> [Exercise details]: Omit the images. Copy each entry word for word.

> [Input rows]:

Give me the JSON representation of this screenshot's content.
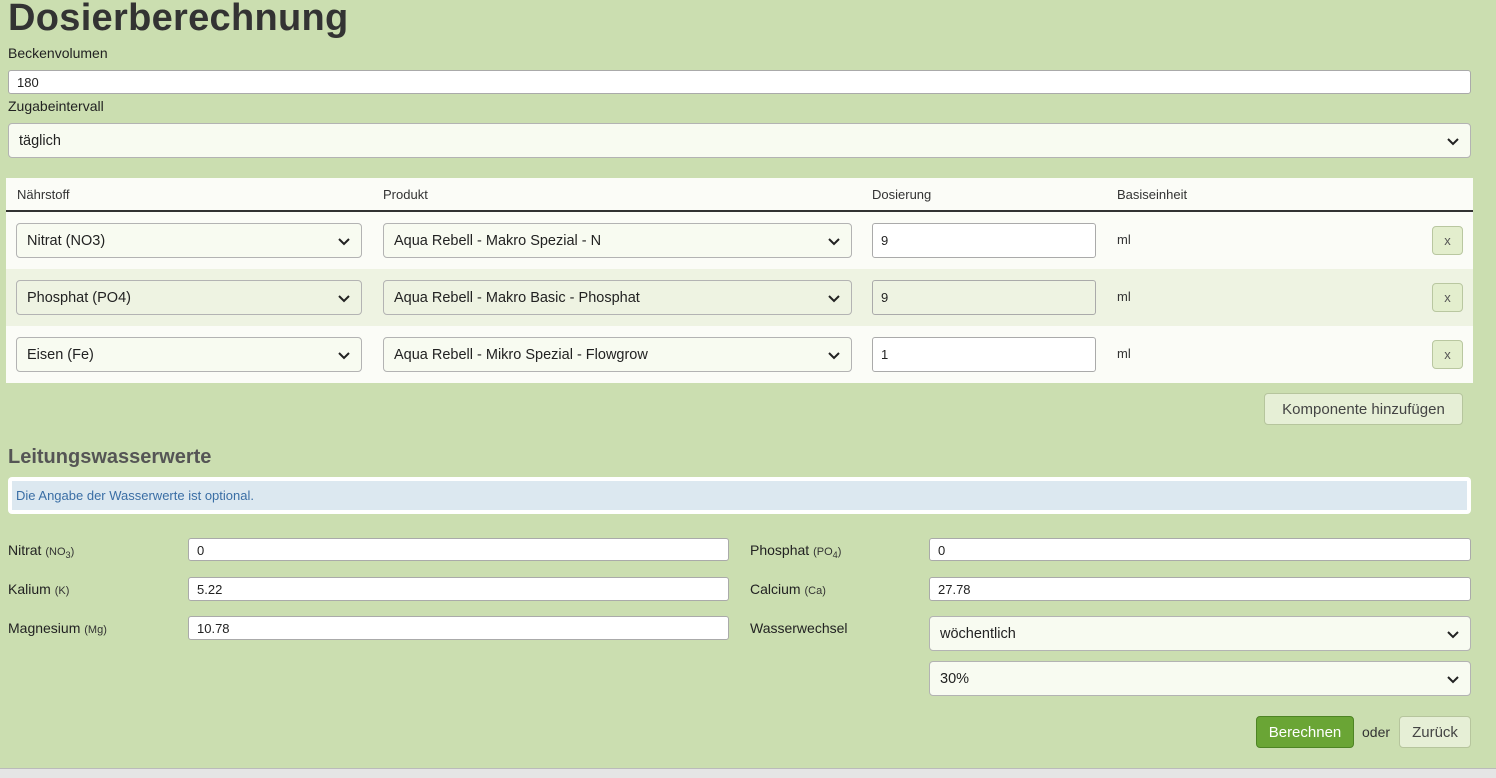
{
  "title": "Dosierberechnung",
  "volume": {
    "label": "Beckenvolumen",
    "value": "180"
  },
  "interval": {
    "label": "Zugabeintervall",
    "value": "täglich"
  },
  "table": {
    "headers": [
      "Nährstoff",
      "Produkt",
      "Dosierung",
      "Basiseinheit"
    ],
    "rows": [
      {
        "nutrient": "Nitrat (NO3)",
        "product": "Aqua Rebell - Makro Spezial - N",
        "dose": "9",
        "unit": "ml",
        "remove": "x"
      },
      {
        "nutrient": "Phosphat (PO4)",
        "product": "Aqua Rebell - Makro Basic - Phosphat",
        "dose": "9",
        "unit": "ml",
        "remove": "x"
      },
      {
        "nutrient": "Eisen (Fe)",
        "product": "Aqua Rebell - Mikro Spezial - Flowgrow",
        "dose": "1",
        "unit": "ml",
        "remove": "x"
      }
    ]
  },
  "add_component": "Komponente hinzufügen",
  "tap": {
    "title": "Leitungswasserwerte",
    "note": "Die Angabe der Wasserwerte ist optional.",
    "nitrat": {
      "label": "Nitrat",
      "sub": "(NO",
      "subscript": "3",
      "close": ")",
      "value": "0"
    },
    "phosphat": {
      "label": "Phosphat",
      "sub": "(PO",
      "subscript": "4",
      "close": ")",
      "value": "0"
    },
    "kalium": {
      "label": "Kalium",
      "sub": "(K)",
      "value": "5.22"
    },
    "calcium": {
      "label": "Calcium",
      "sub": "(Ca)",
      "value": "27.78"
    },
    "magnesium": {
      "label": "Magnesium",
      "sub": "(Mg)",
      "value": "10.78"
    },
    "wasserwechsel": {
      "label": "Wasserwechsel",
      "frequency": "wöchentlich",
      "percent": "30%"
    }
  },
  "actions": {
    "calculate": "Berechnen",
    "or": "oder",
    "back": "Zurück"
  },
  "colors": {
    "background": "#cbdeb0",
    "primary": "#6aa535",
    "alert_bg": "#dce8f0",
    "alert_text": "#3a6ea5"
  }
}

> [Solution to this exercise]:
Give me the JSON representation of this screenshot's content.
{
  "title": "Dosierberechnung",
  "volume": {
    "label": "Beckenvolumen",
    "value": "180"
  },
  "interval": {
    "label": "Zugabeintervall",
    "value": "täglich"
  },
  "table": {
    "headers": [
      "Nährstoff",
      "Produkt",
      "Dosierung",
      "Basiseinheit"
    ],
    "rows": [
      {
        "nutrient": "Nitrat (NO3)",
        "product": "Aqua Rebell - Makro Spezial - N",
        "dose": "9",
        "unit": "ml",
        "remove": "x"
      },
      {
        "nutrient": "Phosphat (PO4)",
        "product": "Aqua Rebell - Makro Basic - Phosphat",
        "dose": "9",
        "unit": "ml",
        "remove": "x"
      },
      {
        "nutrient": "Eisen (Fe)",
        "product": "Aqua Rebell - Mikro Spezial - Flowgrow",
        "dose": "1",
        "unit": "ml",
        "remove": "x"
      }
    ]
  },
  "add_component": "Komponente hinzufügen",
  "tap": {
    "title": "Leitungswasserwerte",
    "note": "Die Angabe der Wasserwerte ist optional.",
    "nitrat": {
      "label": "Nitrat",
      "sub": "(NO",
      "subscript": "3",
      "close": ")",
      "value": "0"
    },
    "phosphat": {
      "label": "Phosphat",
      "sub": "(PO",
      "subscript": "4",
      "close": ")",
      "value": "0"
    },
    "kalium": {
      "label": "Kalium",
      "sub": "(K)",
      "value": "5.22"
    },
    "calcium": {
      "label": "Calcium",
      "sub": "(Ca)",
      "value": "27.78"
    },
    "magnesium": {
      "label": "Magnesium",
      "sub": "(Mg)",
      "value": "10.78"
    },
    "wasserwechsel": {
      "label": "Wasserwechsel",
      "frequency": "wöchentlich",
      "percent": "30%"
    }
  },
  "actions": {
    "calculate": "Berechnen",
    "or": "oder",
    "back": "Zurück"
  },
  "colors": {
    "background": "#cbdeb0",
    "primary": "#6aa535",
    "alert_bg": "#dce8f0",
    "alert_text": "#3a6ea5"
  }
}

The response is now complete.